• [What you should do] State the count of lines below in which the word "КОНУСУ" appears, and add nothing.

• [Material provided]
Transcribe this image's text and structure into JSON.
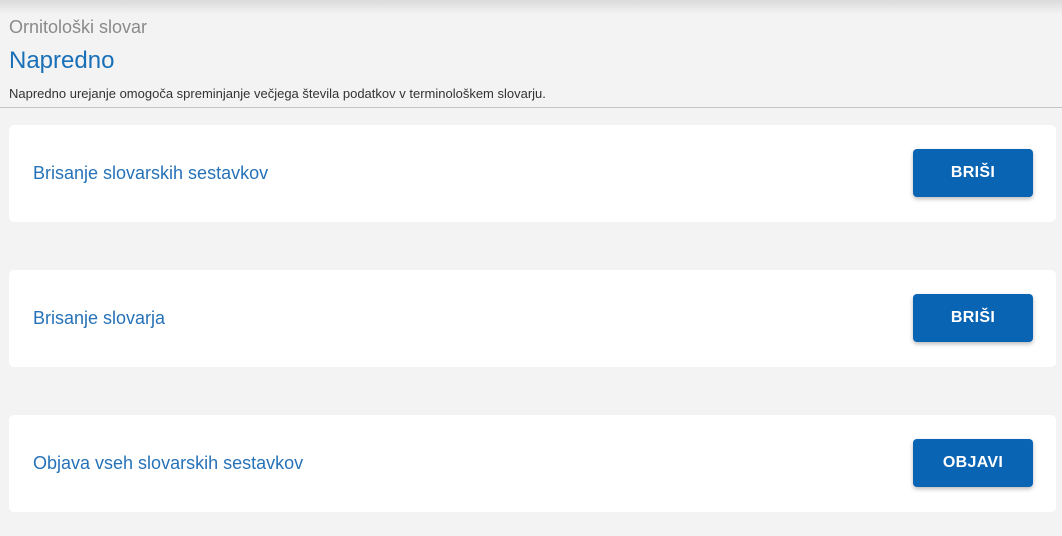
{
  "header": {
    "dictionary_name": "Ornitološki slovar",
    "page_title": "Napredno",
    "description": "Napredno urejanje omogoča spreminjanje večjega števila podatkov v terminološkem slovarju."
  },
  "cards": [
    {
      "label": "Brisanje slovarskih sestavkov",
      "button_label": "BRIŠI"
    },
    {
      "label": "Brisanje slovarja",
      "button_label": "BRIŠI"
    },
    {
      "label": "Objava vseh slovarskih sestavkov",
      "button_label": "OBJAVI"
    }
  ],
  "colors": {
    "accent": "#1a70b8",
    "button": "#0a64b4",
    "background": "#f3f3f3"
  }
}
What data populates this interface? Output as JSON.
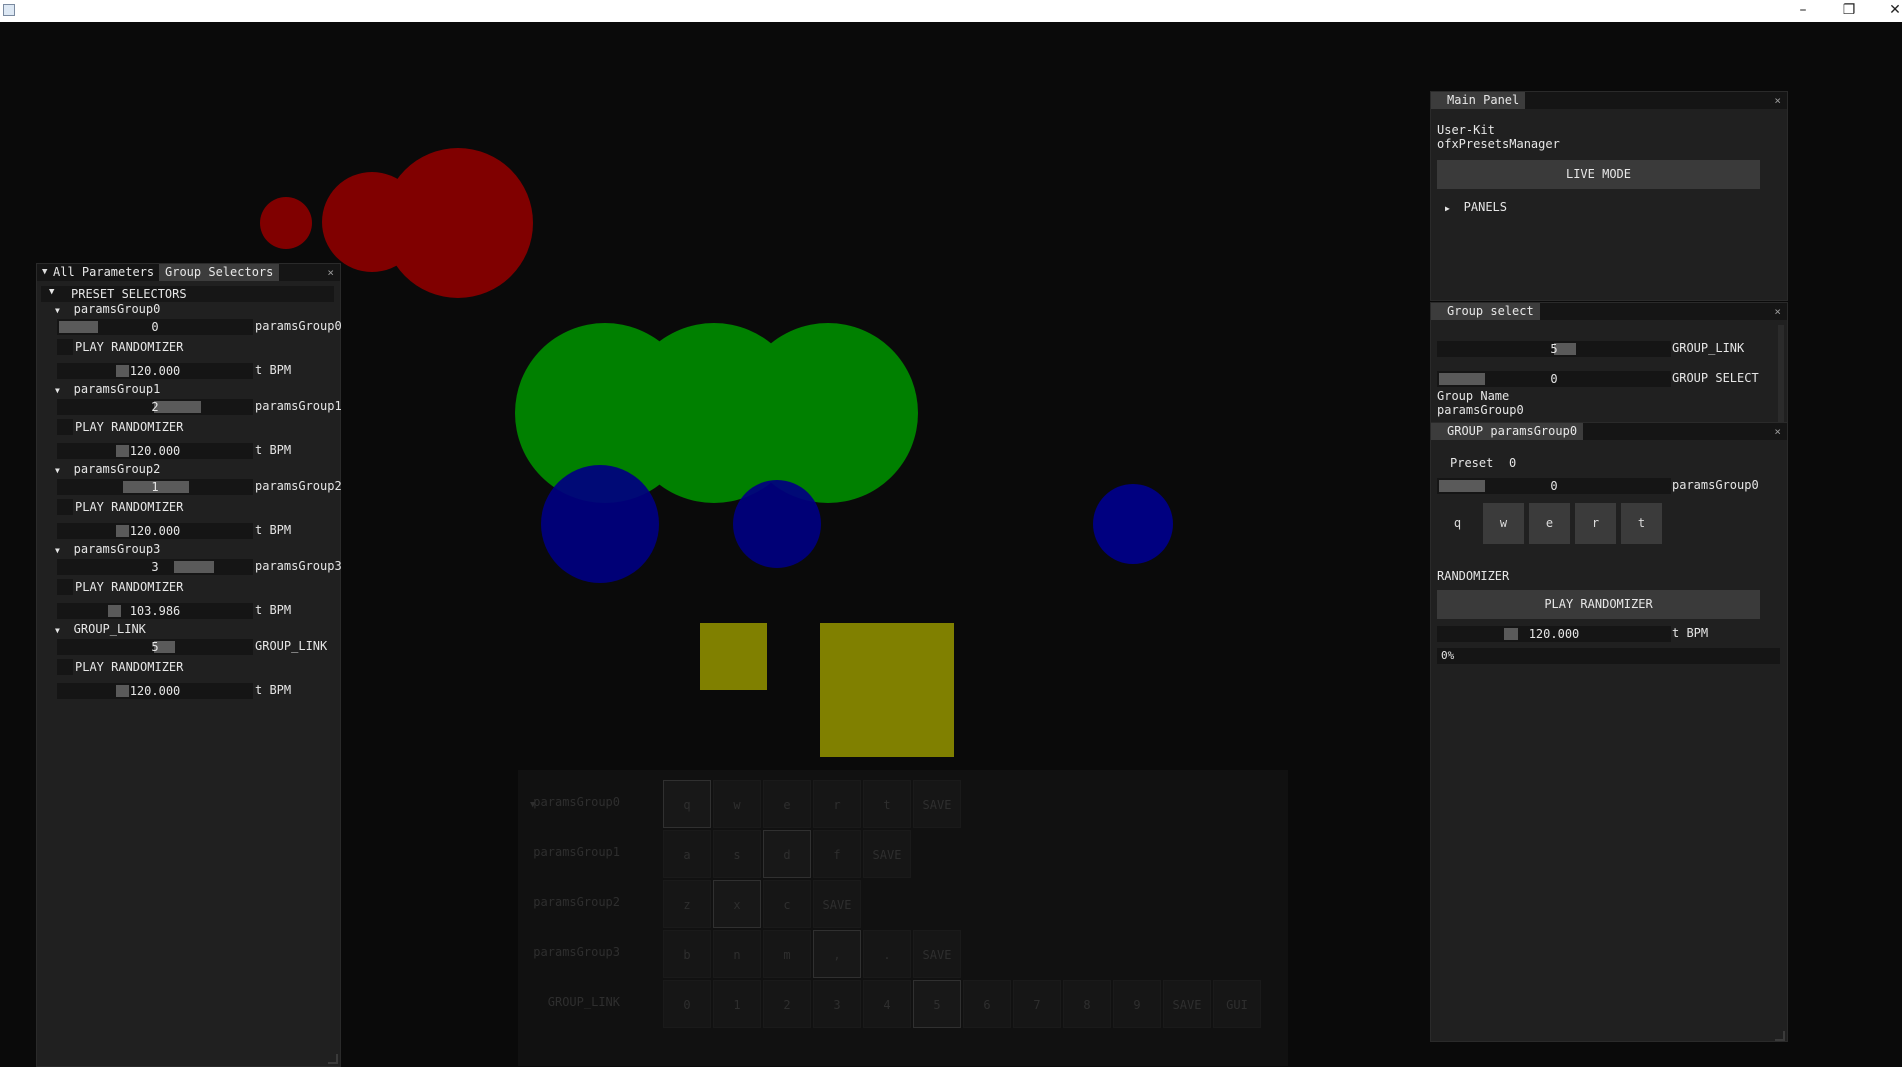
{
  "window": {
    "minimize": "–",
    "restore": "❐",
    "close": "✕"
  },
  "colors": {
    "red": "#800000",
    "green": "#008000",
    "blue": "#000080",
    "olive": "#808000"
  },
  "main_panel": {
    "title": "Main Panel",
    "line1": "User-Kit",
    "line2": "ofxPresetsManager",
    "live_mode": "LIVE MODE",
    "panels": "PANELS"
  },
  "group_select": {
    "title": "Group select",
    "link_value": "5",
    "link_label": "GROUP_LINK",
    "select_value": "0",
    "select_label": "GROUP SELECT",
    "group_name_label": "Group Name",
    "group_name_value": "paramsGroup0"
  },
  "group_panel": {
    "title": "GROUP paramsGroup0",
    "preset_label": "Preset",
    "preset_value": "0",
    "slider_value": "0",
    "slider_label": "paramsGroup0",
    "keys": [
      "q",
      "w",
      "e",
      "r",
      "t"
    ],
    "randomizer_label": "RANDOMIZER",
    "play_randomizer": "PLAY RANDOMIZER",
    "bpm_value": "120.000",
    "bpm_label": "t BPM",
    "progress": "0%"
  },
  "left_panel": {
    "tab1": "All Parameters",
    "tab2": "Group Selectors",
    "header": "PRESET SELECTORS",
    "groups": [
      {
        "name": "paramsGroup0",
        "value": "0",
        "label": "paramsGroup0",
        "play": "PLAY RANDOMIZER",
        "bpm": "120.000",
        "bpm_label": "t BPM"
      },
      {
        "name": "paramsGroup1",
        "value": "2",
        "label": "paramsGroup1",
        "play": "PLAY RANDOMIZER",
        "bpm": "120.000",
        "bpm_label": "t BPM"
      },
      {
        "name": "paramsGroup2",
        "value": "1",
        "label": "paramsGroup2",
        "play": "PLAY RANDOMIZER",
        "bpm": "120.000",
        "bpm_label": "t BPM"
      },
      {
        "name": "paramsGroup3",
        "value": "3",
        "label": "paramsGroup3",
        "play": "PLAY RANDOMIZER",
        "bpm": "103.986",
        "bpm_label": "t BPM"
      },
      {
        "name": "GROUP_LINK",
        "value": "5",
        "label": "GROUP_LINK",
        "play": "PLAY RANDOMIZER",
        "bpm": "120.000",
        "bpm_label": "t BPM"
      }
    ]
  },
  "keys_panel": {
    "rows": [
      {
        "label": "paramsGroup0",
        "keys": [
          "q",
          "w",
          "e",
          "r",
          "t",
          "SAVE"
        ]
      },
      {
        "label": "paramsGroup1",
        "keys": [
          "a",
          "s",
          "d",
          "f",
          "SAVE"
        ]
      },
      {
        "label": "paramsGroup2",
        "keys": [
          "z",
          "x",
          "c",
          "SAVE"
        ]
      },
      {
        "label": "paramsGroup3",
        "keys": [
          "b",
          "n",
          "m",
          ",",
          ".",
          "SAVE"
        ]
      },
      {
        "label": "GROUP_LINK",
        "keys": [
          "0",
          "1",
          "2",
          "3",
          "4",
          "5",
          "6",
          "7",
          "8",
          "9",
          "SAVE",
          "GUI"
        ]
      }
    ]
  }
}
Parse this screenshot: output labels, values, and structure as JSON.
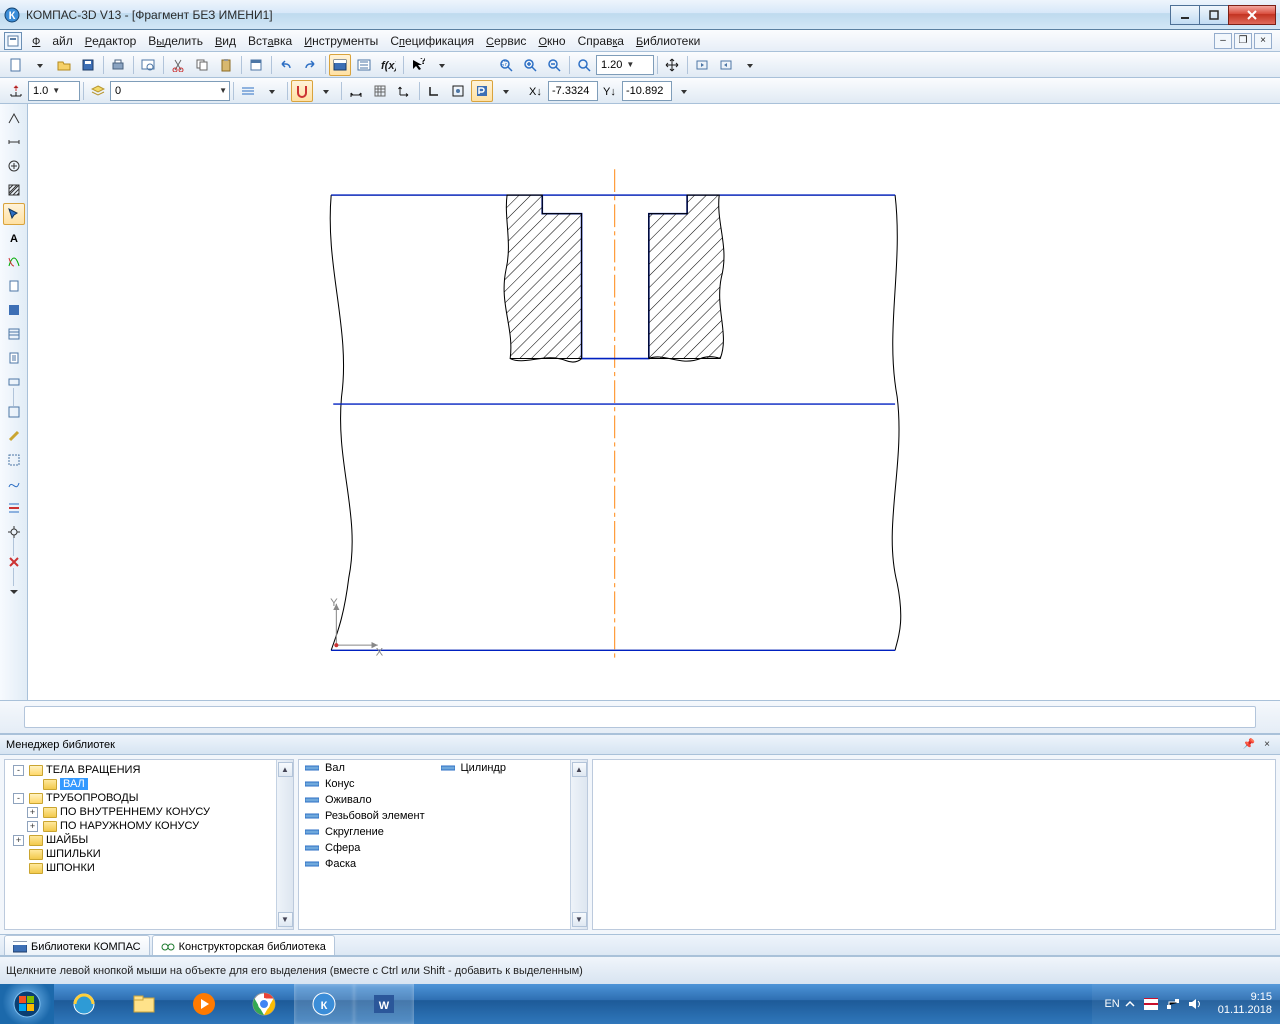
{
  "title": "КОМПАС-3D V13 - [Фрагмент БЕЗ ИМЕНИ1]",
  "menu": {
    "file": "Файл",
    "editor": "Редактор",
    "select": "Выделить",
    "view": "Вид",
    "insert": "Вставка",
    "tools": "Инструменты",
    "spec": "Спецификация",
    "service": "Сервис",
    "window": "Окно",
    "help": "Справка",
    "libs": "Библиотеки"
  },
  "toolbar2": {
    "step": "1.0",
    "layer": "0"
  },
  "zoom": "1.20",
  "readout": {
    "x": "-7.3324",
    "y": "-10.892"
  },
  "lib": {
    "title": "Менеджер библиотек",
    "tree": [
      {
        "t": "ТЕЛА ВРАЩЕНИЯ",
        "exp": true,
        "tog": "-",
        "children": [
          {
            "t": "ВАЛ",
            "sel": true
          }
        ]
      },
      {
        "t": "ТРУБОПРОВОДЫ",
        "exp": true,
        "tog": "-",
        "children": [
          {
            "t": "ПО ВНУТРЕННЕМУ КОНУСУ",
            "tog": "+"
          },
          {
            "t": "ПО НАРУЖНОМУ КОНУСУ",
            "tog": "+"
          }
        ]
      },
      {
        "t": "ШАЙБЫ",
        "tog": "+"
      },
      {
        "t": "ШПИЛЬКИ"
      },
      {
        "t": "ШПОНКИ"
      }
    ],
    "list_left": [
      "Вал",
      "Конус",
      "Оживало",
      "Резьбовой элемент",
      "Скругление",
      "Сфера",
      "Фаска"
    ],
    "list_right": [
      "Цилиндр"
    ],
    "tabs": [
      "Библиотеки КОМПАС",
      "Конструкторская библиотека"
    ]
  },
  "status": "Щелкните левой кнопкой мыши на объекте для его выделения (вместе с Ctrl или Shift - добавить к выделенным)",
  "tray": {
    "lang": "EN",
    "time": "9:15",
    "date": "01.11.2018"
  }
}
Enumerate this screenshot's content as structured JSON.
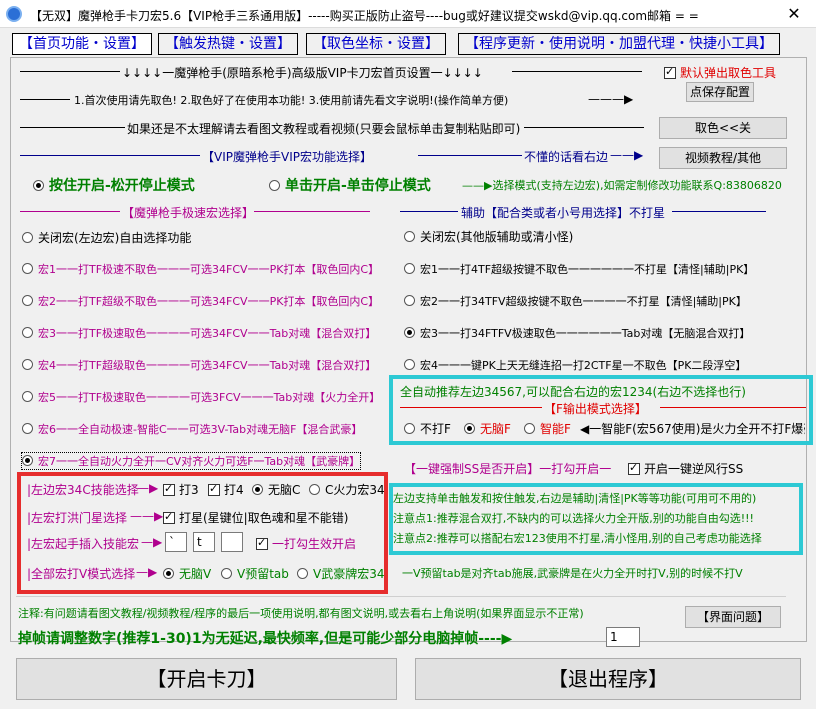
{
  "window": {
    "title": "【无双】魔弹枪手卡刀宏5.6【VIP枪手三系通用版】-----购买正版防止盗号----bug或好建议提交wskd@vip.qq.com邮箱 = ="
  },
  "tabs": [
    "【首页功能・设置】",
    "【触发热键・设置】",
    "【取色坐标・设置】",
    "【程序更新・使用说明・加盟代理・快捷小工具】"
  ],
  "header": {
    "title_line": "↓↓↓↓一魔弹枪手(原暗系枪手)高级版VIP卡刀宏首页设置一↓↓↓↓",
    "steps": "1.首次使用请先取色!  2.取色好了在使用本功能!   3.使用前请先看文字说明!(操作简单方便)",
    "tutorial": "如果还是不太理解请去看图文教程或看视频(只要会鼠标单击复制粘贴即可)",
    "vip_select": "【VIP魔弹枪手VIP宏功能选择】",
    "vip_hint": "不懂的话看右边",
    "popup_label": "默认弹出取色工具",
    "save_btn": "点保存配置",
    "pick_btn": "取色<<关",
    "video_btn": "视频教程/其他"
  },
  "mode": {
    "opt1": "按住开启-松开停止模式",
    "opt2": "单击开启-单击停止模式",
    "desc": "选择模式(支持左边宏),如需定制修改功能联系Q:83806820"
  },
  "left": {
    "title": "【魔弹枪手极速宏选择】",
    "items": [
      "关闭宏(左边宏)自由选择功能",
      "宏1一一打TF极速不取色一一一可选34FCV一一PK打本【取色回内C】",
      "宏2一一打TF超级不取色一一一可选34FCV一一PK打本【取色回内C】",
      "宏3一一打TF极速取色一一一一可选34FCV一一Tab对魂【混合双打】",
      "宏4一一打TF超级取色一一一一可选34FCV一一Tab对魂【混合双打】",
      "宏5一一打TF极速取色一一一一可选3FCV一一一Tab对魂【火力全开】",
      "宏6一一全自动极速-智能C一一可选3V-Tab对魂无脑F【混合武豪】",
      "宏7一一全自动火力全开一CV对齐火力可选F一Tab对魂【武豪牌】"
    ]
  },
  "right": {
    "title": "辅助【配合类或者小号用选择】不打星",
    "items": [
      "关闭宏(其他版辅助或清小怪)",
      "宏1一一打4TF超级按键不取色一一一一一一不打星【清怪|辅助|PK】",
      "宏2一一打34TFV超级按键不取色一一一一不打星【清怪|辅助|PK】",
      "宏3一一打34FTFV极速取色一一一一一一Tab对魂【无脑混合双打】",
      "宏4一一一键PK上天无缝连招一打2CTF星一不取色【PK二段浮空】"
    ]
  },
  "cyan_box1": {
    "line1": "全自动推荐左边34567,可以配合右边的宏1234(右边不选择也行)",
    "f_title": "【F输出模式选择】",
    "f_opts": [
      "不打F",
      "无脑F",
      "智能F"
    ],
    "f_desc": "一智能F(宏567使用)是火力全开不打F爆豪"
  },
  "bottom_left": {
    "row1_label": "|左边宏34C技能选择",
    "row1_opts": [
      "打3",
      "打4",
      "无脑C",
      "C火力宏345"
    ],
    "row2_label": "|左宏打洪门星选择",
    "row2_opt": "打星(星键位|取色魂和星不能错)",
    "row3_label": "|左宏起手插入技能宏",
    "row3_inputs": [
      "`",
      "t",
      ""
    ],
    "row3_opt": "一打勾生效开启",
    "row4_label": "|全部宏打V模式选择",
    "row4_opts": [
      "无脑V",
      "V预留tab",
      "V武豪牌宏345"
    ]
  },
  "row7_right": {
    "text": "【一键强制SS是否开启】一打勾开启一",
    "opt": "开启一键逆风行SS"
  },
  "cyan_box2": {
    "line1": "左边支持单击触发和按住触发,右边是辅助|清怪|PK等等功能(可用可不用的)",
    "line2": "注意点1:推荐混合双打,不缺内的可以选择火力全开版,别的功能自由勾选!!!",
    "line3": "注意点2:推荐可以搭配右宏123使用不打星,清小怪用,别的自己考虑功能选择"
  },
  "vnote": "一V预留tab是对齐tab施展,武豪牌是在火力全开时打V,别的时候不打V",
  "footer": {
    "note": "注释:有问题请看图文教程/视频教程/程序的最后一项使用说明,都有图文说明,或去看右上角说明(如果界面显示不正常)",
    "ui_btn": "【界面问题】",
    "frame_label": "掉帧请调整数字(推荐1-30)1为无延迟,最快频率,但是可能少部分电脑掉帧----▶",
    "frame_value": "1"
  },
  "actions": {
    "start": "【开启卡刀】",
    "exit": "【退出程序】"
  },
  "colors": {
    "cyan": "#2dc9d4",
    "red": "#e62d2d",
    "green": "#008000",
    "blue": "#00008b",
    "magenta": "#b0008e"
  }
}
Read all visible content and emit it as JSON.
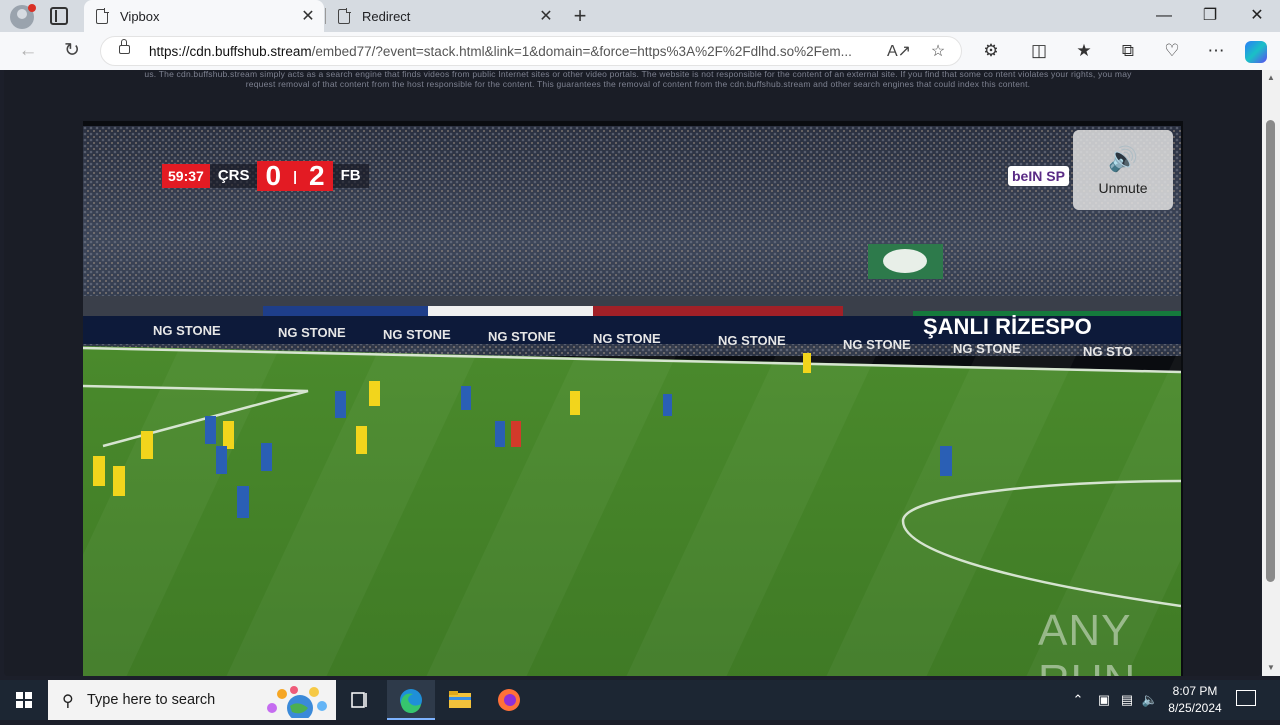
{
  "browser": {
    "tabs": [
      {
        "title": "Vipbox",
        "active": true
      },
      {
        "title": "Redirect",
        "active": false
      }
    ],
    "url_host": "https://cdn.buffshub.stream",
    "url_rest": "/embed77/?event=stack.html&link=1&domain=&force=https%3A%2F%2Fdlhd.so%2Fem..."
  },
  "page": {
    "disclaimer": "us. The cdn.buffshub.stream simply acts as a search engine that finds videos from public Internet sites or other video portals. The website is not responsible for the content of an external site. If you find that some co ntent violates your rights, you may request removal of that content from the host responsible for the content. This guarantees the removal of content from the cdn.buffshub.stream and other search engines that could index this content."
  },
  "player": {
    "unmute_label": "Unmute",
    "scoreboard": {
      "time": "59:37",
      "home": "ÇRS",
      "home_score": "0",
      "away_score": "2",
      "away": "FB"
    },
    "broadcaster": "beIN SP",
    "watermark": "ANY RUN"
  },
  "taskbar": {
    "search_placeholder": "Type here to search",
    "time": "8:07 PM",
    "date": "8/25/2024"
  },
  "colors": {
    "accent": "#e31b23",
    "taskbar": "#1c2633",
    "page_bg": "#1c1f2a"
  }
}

• [Answer to this problem] 2